— start of Data lines —

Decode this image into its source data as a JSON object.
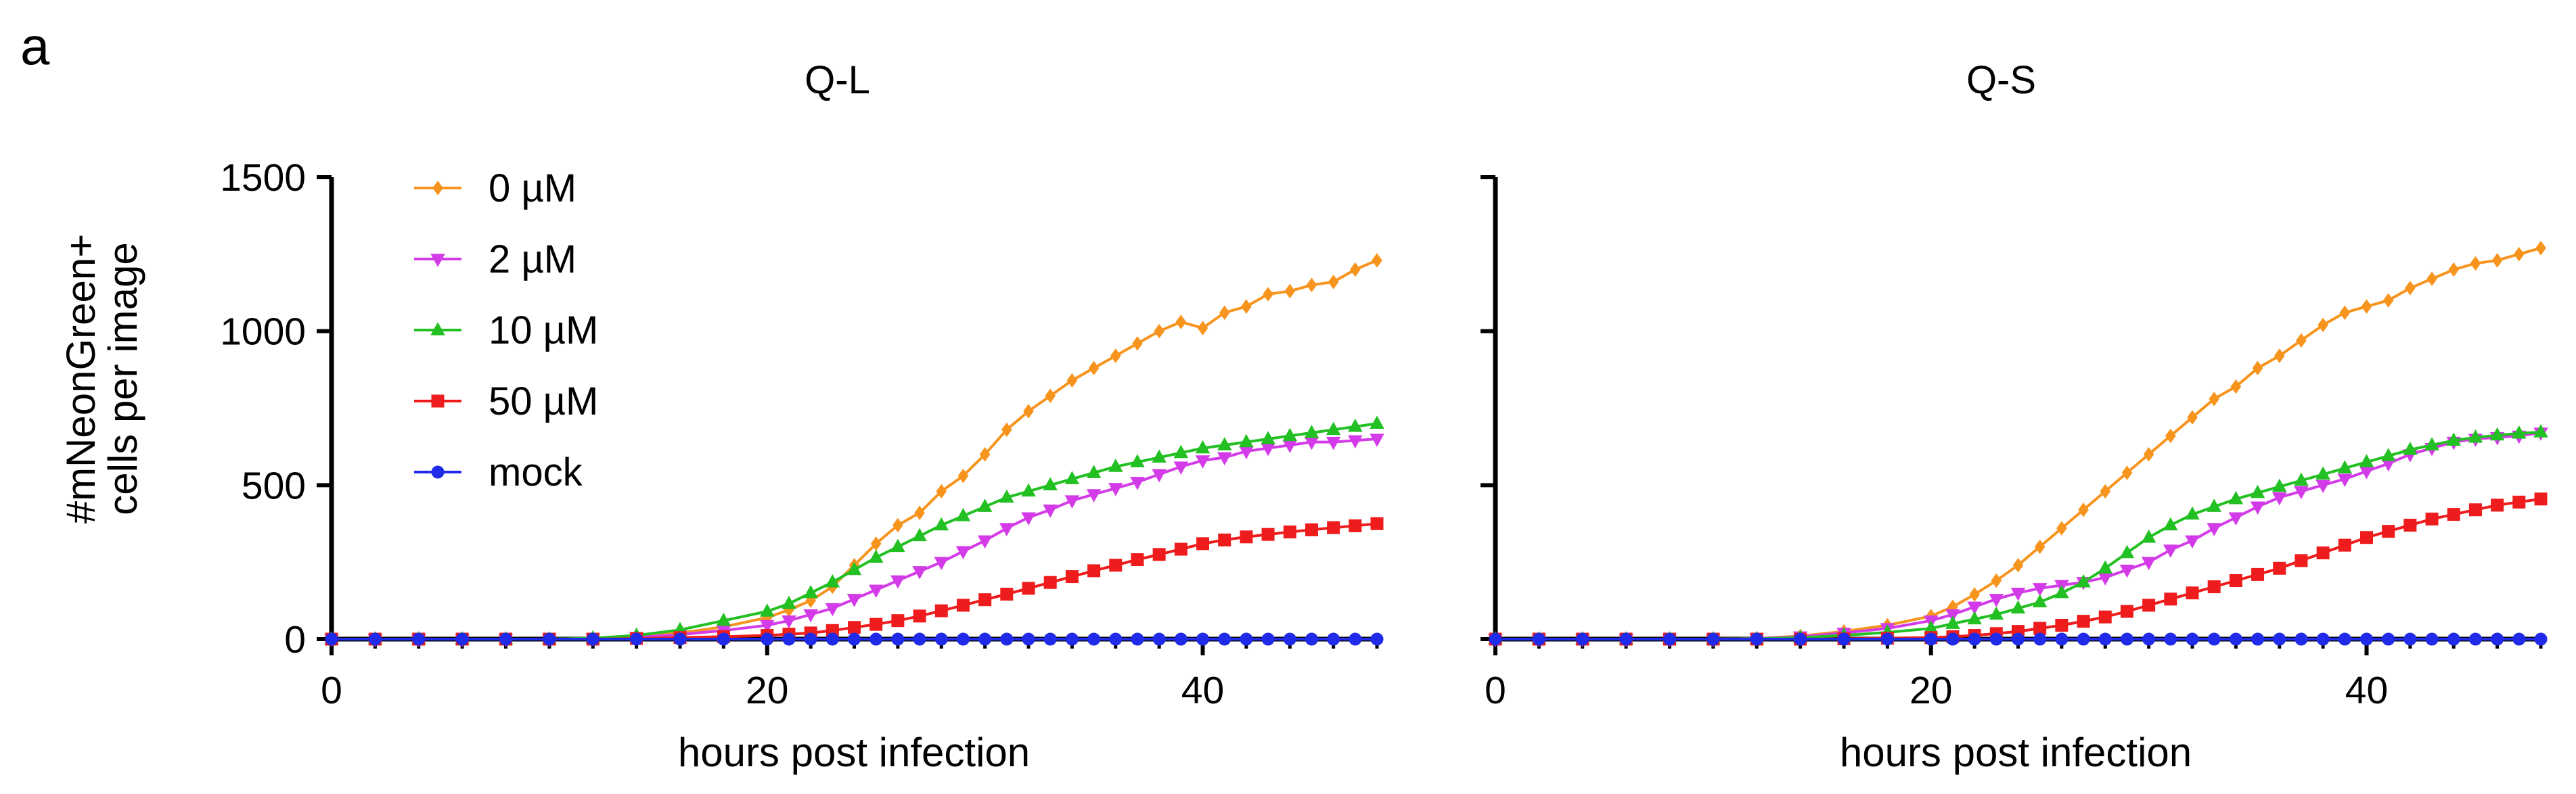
{
  "panel_label": "a",
  "colors": {
    "0 µM": "#F7941D",
    "2 µM": "#D43BE8",
    "10 µM": "#22C022",
    "50 µM": "#EE1C1C",
    "mock": "#1F2BE8"
  },
  "chart_data": [
    {
      "type": "line",
      "title": "Q-L",
      "xlabel": "hours post infection",
      "ylabel": "#mNeonGreen+\ncells per image",
      "xlim": [
        0,
        48
      ],
      "ylim": [
        0,
        1500
      ],
      "xticks": [
        0,
        20,
        40
      ],
      "yticks": [
        0,
        500,
        1000,
        1500
      ],
      "x": [
        0,
        2,
        4,
        6,
        8,
        10,
        12,
        14,
        16,
        18,
        20,
        21,
        22,
        23,
        24,
        25,
        26,
        27,
        28,
        29,
        30,
        31,
        32,
        33,
        34,
        35,
        36,
        37,
        38,
        39,
        40,
        41,
        42,
        43,
        44,
        45,
        46,
        47,
        48
      ],
      "legend": [
        "0 µM",
        "2 µM",
        "10 µM",
        "50 µM",
        "mock"
      ],
      "series": [
        {
          "name": "0 µM",
          "marker": "diamond",
          "values": [
            0,
            0,
            0,
            0,
            0,
            0,
            3,
            10,
            20,
            40,
            70,
            95,
            125,
            170,
            240,
            310,
            370,
            410,
            480,
            530,
            600,
            680,
            740,
            790,
            840,
            880,
            920,
            960,
            1000,
            1030,
            1010,
            1060,
            1080,
            1120,
            1130,
            1150,
            1160,
            1200,
            1230
          ]
        },
        {
          "name": "2 µM",
          "marker": "triangle-down",
          "values": [
            0,
            0,
            0,
            0,
            0,
            0,
            2,
            6,
            15,
            28,
            45,
            60,
            80,
            100,
            130,
            160,
            190,
            220,
            250,
            285,
            320,
            360,
            395,
            420,
            450,
            470,
            490,
            510,
            535,
            560,
            580,
            590,
            610,
            620,
            630,
            640,
            640,
            645,
            650
          ]
        },
        {
          "name": "10 µM",
          "marker": "triangle-up",
          "values": [
            0,
            0,
            0,
            0,
            0,
            0,
            3,
            12,
            30,
            60,
            90,
            115,
            150,
            185,
            225,
            265,
            300,
            335,
            370,
            400,
            430,
            460,
            480,
            500,
            520,
            540,
            560,
            575,
            590,
            605,
            620,
            630,
            640,
            650,
            660,
            670,
            680,
            690,
            700
          ]
        },
        {
          "name": "50 µM",
          "marker": "square",
          "values": [
            0,
            0,
            0,
            0,
            0,
            0,
            0,
            2,
            5,
            8,
            12,
            16,
            20,
            28,
            38,
            48,
            60,
            75,
            92,
            110,
            128,
            146,
            165,
            184,
            203,
            222,
            240,
            258,
            275,
            292,
            310,
            322,
            332,
            340,
            348,
            355,
            362,
            368,
            375
          ]
        },
        {
          "name": "mock",
          "marker": "circle",
          "values": [
            0,
            0,
            0,
            0,
            0,
            0,
            0,
            0,
            0,
            0,
            0,
            0,
            0,
            0,
            0,
            0,
            0,
            0,
            0,
            0,
            0,
            0,
            0,
            0,
            0,
            0,
            0,
            0,
            0,
            0,
            0,
            0,
            0,
            0,
            0,
            0,
            0,
            0,
            0
          ]
        }
      ]
    },
    {
      "type": "line",
      "title": "Q-S",
      "xlabel": "hours post infection",
      "ylabel": "",
      "xlim": [
        0,
        48
      ],
      "ylim": [
        0,
        1500
      ],
      "xticks": [
        0,
        20,
        40
      ],
      "yticks": [
        0,
        500,
        1000,
        1500
      ],
      "x": [
        0,
        2,
        4,
        6,
        8,
        10,
        12,
        14,
        16,
        18,
        20,
        21,
        22,
        23,
        24,
        25,
        26,
        27,
        28,
        29,
        30,
        31,
        32,
        33,
        34,
        35,
        36,
        37,
        38,
        39,
        40,
        41,
        42,
        43,
        44,
        45,
        46,
        47,
        48
      ],
      "legend": [],
      "series": [
        {
          "name": "0 µM",
          "marker": "diamond",
          "values": [
            0,
            0,
            0,
            0,
            0,
            0,
            2,
            10,
            25,
            45,
            75,
            105,
            145,
            190,
            240,
            300,
            360,
            420,
            480,
            540,
            600,
            660,
            720,
            780,
            820,
            880,
            920,
            970,
            1020,
            1060,
            1080,
            1100,
            1140,
            1170,
            1200,
            1220,
            1230,
            1250,
            1270
          ]
        },
        {
          "name": "2 µM",
          "marker": "triangle-down",
          "values": [
            0,
            0,
            0,
            0,
            0,
            0,
            2,
            8,
            20,
            35,
            60,
            80,
            105,
            130,
            150,
            165,
            175,
            185,
            200,
            225,
            250,
            290,
            320,
            360,
            395,
            430,
            460,
            480,
            500,
            520,
            545,
            570,
            600,
            620,
            640,
            650,
            655,
            660,
            670
          ]
        },
        {
          "name": "10 µM",
          "marker": "triangle-up",
          "values": [
            0,
            0,
            0,
            0,
            0,
            0,
            1,
            5,
            12,
            22,
            35,
            50,
            65,
            80,
            100,
            120,
            150,
            185,
            230,
            280,
            330,
            370,
            405,
            430,
            455,
            475,
            495,
            515,
            535,
            555,
            575,
            595,
            615,
            630,
            645,
            655,
            662,
            668,
            672
          ]
        },
        {
          "name": "50 µM",
          "marker": "square",
          "values": [
            0,
            0,
            0,
            0,
            0,
            0,
            0,
            0,
            1,
            3,
            5,
            8,
            12,
            18,
            25,
            35,
            45,
            58,
            72,
            90,
            110,
            130,
            150,
            170,
            190,
            210,
            230,
            255,
            280,
            305,
            330,
            350,
            370,
            390,
            405,
            420,
            435,
            445,
            455
          ]
        },
        {
          "name": "mock",
          "marker": "circle",
          "values": [
            0,
            0,
            0,
            0,
            0,
            0,
            0,
            0,
            0,
            0,
            0,
            0,
            0,
            0,
            0,
            0,
            0,
            0,
            0,
            0,
            0,
            0,
            0,
            0,
            0,
            0,
            0,
            0,
            0,
            0,
            0,
            0,
            0,
            0,
            0,
            0,
            0,
            0,
            0
          ]
        }
      ]
    }
  ]
}
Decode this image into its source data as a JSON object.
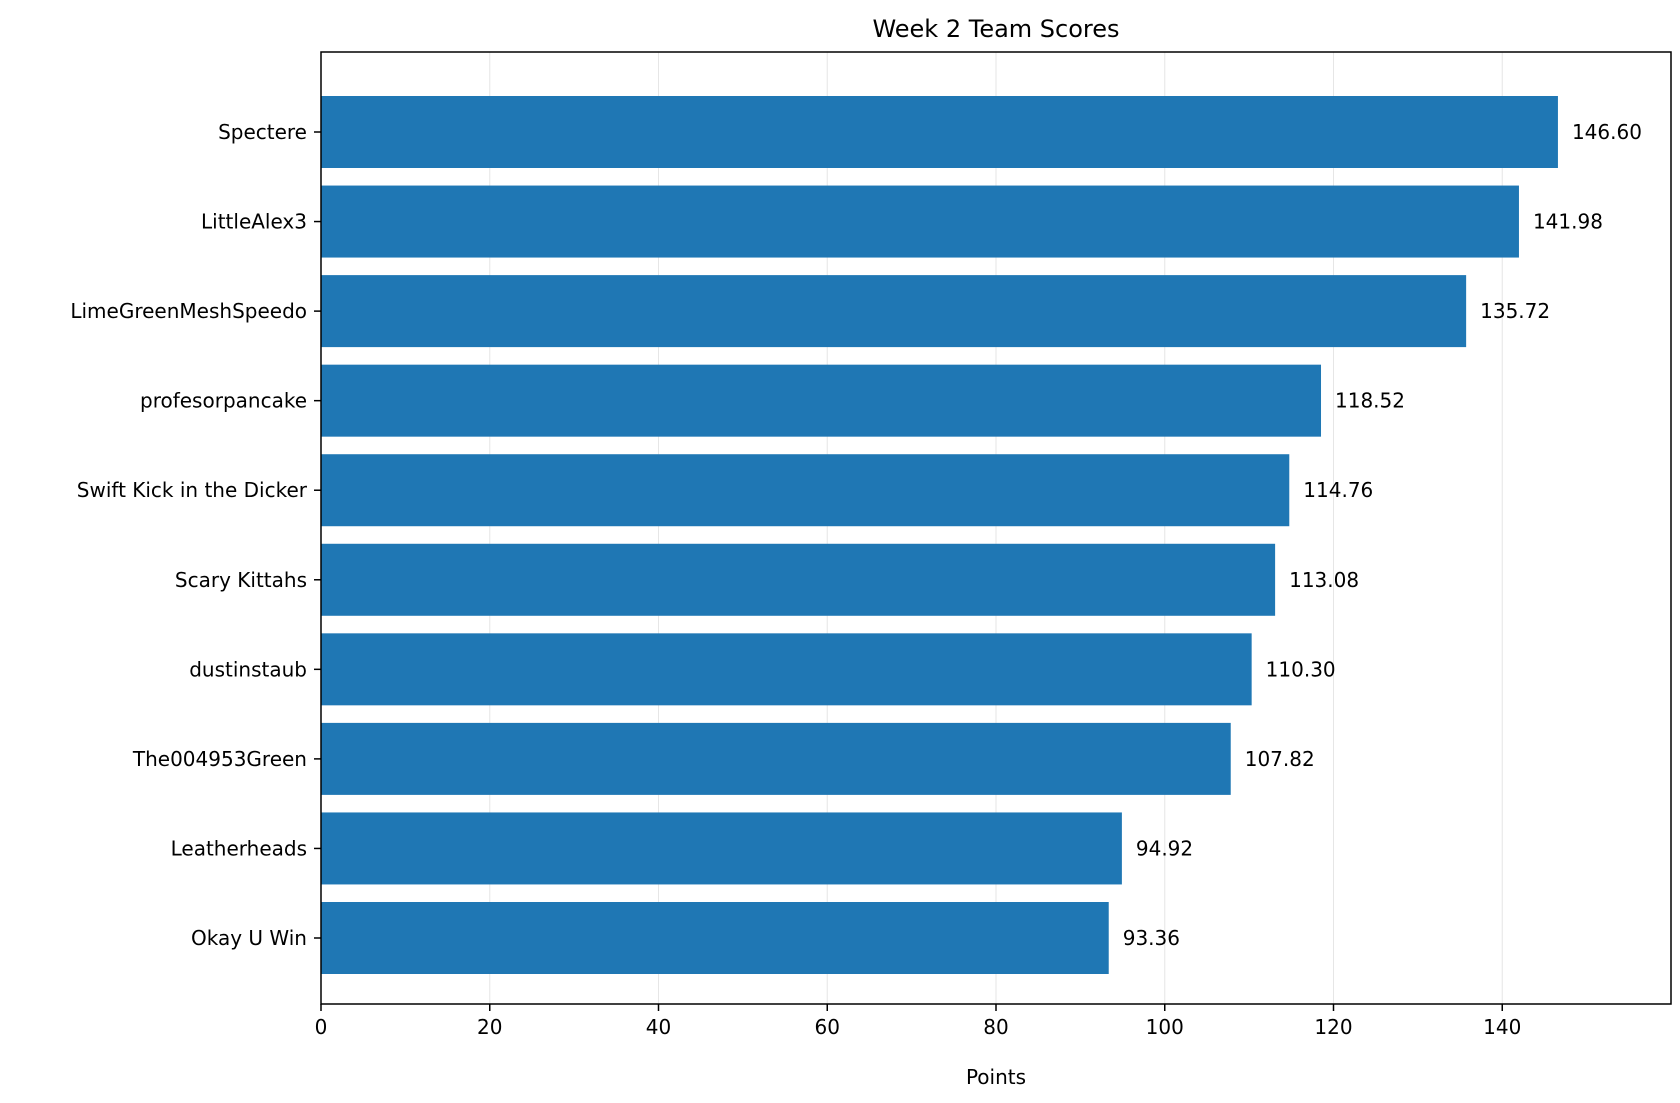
{
  "chart_data": {
    "type": "bar",
    "orientation": "horizontal",
    "title": "Week 2 Team Scores",
    "xlabel": "Points",
    "ylabel": "",
    "categories": [
      "Spectere",
      "LittleAlex3",
      "LimeGreenMeshSpeedo",
      "profesorpancake",
      "Swift Kick in the Dicker",
      "Scary Kittahs",
      "dustinstaub",
      "The004953Green",
      "Leatherheads",
      "Okay U Win"
    ],
    "values": [
      146.6,
      141.98,
      135.72,
      118.52,
      114.76,
      113.08,
      110.3,
      107.82,
      94.92,
      93.36
    ],
    "value_labels": [
      "146.60",
      "141.98",
      "135.72",
      "118.52",
      "114.76",
      "113.08",
      "110.30",
      "107.82",
      "94.92",
      "93.36"
    ],
    "xlim": [
      0,
      160
    ],
    "xticks": [
      0,
      20,
      40,
      60,
      80,
      100,
      120,
      140
    ],
    "xtick_labels": [
      "0",
      "20",
      "40",
      "60",
      "80",
      "100",
      "120",
      "140"
    ],
    "grid": "x",
    "bar_color": "#1f77b4",
    "grid_color": "#e6e6e6"
  }
}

— end of Data lines —

Set the entries down again exactly. Do not include the images.

Decode this image into its source data as a JSON object.
{
  "panel_label": "a",
  "colors": {
    "0 µM": "#F7941D",
    "2 µM": "#D43BE8",
    "10 µM": "#22C022",
    "50 µM": "#EE1C1C",
    "mock": "#1F2BE8"
  },
  "chart_data": [
    {
      "type": "line",
      "title": "Q-L",
      "xlabel": "hours post infection",
      "ylabel": "#mNeonGreen+\ncells per image",
      "xlim": [
        0,
        48
      ],
      "ylim": [
        0,
        1500
      ],
      "xticks": [
        0,
        20,
        40
      ],
      "yticks": [
        0,
        500,
        1000,
        1500
      ],
      "x": [
        0,
        2,
        4,
        6,
        8,
        10,
        12,
        14,
        16,
        18,
        20,
        21,
        22,
        23,
        24,
        25,
        26,
        27,
        28,
        29,
        30,
        31,
        32,
        33,
        34,
        35,
        36,
        37,
        38,
        39,
        40,
        41,
        42,
        43,
        44,
        45,
        46,
        47,
        48
      ],
      "legend": [
        "0 µM",
        "2 µM",
        "10 µM",
        "50 µM",
        "mock"
      ],
      "series": [
        {
          "name": "0 µM",
          "marker": "diamond",
          "values": [
            0,
            0,
            0,
            0,
            0,
            0,
            3,
            10,
            20,
            40,
            70,
            95,
            125,
            170,
            240,
            310,
            370,
            410,
            480,
            530,
            600,
            680,
            740,
            790,
            840,
            880,
            920,
            960,
            1000,
            1030,
            1010,
            1060,
            1080,
            1120,
            1130,
            1150,
            1160,
            1200,
            1230
          ]
        },
        {
          "name": "2 µM",
          "marker": "triangle-down",
          "values": [
            0,
            0,
            0,
            0,
            0,
            0,
            2,
            6,
            15,
            28,
            45,
            60,
            80,
            100,
            130,
            160,
            190,
            220,
            250,
            285,
            320,
            360,
            395,
            420,
            450,
            470,
            490,
            510,
            535,
            560,
            580,
            590,
            610,
            620,
            630,
            640,
            640,
            645,
            650
          ]
        },
        {
          "name": "10 µM",
          "marker": "triangle-up",
          "values": [
            0,
            0,
            0,
            0,
            0,
            0,
            3,
            12,
            30,
            60,
            90,
            115,
            150,
            185,
            225,
            265,
            300,
            335,
            370,
            400,
            430,
            460,
            480,
            500,
            520,
            540,
            560,
            575,
            590,
            605,
            620,
            630,
            640,
            650,
            660,
            670,
            680,
            690,
            700
          ]
        },
        {
          "name": "50 µM",
          "marker": "square",
          "values": [
            0,
            0,
            0,
            0,
            0,
            0,
            0,
            2,
            5,
            8,
            12,
            16,
            20,
            28,
            38,
            48,
            60,
            75,
            92,
            110,
            128,
            146,
            165,
            184,
            203,
            222,
            240,
            258,
            275,
            292,
            310,
            322,
            332,
            340,
            348,
            355,
            362,
            368,
            375
          ]
        },
        {
          "name": "mock",
          "marker": "circle",
          "values": [
            0,
            0,
            0,
            0,
            0,
            0,
            0,
            0,
            0,
            0,
            0,
            0,
            0,
            0,
            0,
            0,
            0,
            0,
            0,
            0,
            0,
            0,
            0,
            0,
            0,
            0,
            0,
            0,
            0,
            0,
            0,
            0,
            0,
            0,
            0,
            0,
            0,
            0,
            0
          ]
        }
      ]
    },
    {
      "type": "line",
      "title": "Q-S",
      "xlabel": "hours post infection",
      "ylabel": "",
      "xlim": [
        0,
        48
      ],
      "ylim": [
        0,
        1500
      ],
      "xticks": [
        0,
        20,
        40
      ],
      "yticks": [
        0,
        500,
        1000,
        1500
      ],
      "x": [
        0,
        2,
        4,
        6,
        8,
        10,
        12,
        14,
        16,
        18,
        20,
        21,
        22,
        23,
        24,
        25,
        26,
        27,
        28,
        29,
        30,
        31,
        32,
        33,
        34,
        35,
        36,
        37,
        38,
        39,
        40,
        41,
        42,
        43,
        44,
        45,
        46,
        47,
        48
      ],
      "legend": [],
      "series": [
        {
          "name": "0 µM",
          "marker": "diamond",
          "values": [
            0,
            0,
            0,
            0,
            0,
            0,
            2,
            10,
            25,
            45,
            75,
            105,
            145,
            190,
            240,
            300,
            360,
            420,
            480,
            540,
            600,
            660,
            720,
            780,
            820,
            880,
            920,
            970,
            1020,
            1060,
            1080,
            1100,
            1140,
            1170,
            1200,
            1220,
            1230,
            1250,
            1270
          ]
        },
        {
          "name": "2 µM",
          "marker": "triangle-down",
          "values": [
            0,
            0,
            0,
            0,
            0,
            0,
            2,
            8,
            20,
            35,
            60,
            80,
            105,
            130,
            150,
            165,
            175,
            185,
            200,
            225,
            250,
            290,
            320,
            360,
            395,
            430,
            460,
            480,
            500,
            520,
            545,
            570,
            600,
            620,
            640,
            650,
            655,
            660,
            670
          ]
        },
        {
          "name": "10 µM",
          "marker": "triangle-up",
          "values": [
            0,
            0,
            0,
            0,
            0,
            0,
            1,
            5,
            12,
            22,
            35,
            50,
            65,
            80,
            100,
            120,
            150,
            185,
            230,
            280,
            330,
            370,
            405,
            430,
            455,
            475,
            495,
            515,
            535,
            555,
            575,
            595,
            615,
            630,
            645,
            655,
            662,
            668,
            672
          ]
        },
        {
          "name": "50 µM",
          "marker": "square",
          "values": [
            0,
            0,
            0,
            0,
            0,
            0,
            0,
            0,
            1,
            3,
            5,
            8,
            12,
            18,
            25,
            35,
            45,
            58,
            72,
            90,
            110,
            130,
            150,
            170,
            190,
            210,
            230,
            255,
            280,
            305,
            330,
            350,
            370,
            390,
            405,
            420,
            435,
            445,
            455
          ]
        },
        {
          "name": "mock",
          "marker": "circle",
          "values": [
            0,
            0,
            0,
            0,
            0,
            0,
            0,
            0,
            0,
            0,
            0,
            0,
            0,
            0,
            0,
            0,
            0,
            0,
            0,
            0,
            0,
            0,
            0,
            0,
            0,
            0,
            0,
            0,
            0,
            0,
            0,
            0,
            0,
            0,
            0,
            0,
            0,
            0,
            0
          ]
        }
      ]
    }
  ]
}
Decode this image into its source data as a JSON object.
{
  "chart_data": {
    "type": "bar",
    "orientation": "horizontal",
    "title": "Week 2 Team Scores",
    "xlabel": "Points",
    "ylabel": "",
    "categories": [
      "Spectere",
      "LittleAlex3",
      "LimeGreenMeshSpeedo",
      "profesorpancake",
      "Swift Kick in the Dicker",
      "Scary Kittahs",
      "dustinstaub",
      "The004953Green",
      "Leatherheads",
      "Okay U Win"
    ],
    "values": [
      146.6,
      141.98,
      135.72,
      118.52,
      114.76,
      113.08,
      110.3,
      107.82,
      94.92,
      93.36
    ],
    "value_labels": [
      "146.60",
      "141.98",
      "135.72",
      "118.52",
      "114.76",
      "113.08",
      "110.30",
      "107.82",
      "94.92",
      "93.36"
    ],
    "xlim": [
      0,
      160
    ],
    "xticks": [
      0,
      20,
      40,
      60,
      80,
      100,
      120,
      140
    ],
    "xtick_labels": [
      "0",
      "20",
      "40",
      "60",
      "80",
      "100",
      "120",
      "140"
    ],
    "grid": "x",
    "bar_color": "#1f77b4",
    "grid_color": "#e6e6e6"
  }
}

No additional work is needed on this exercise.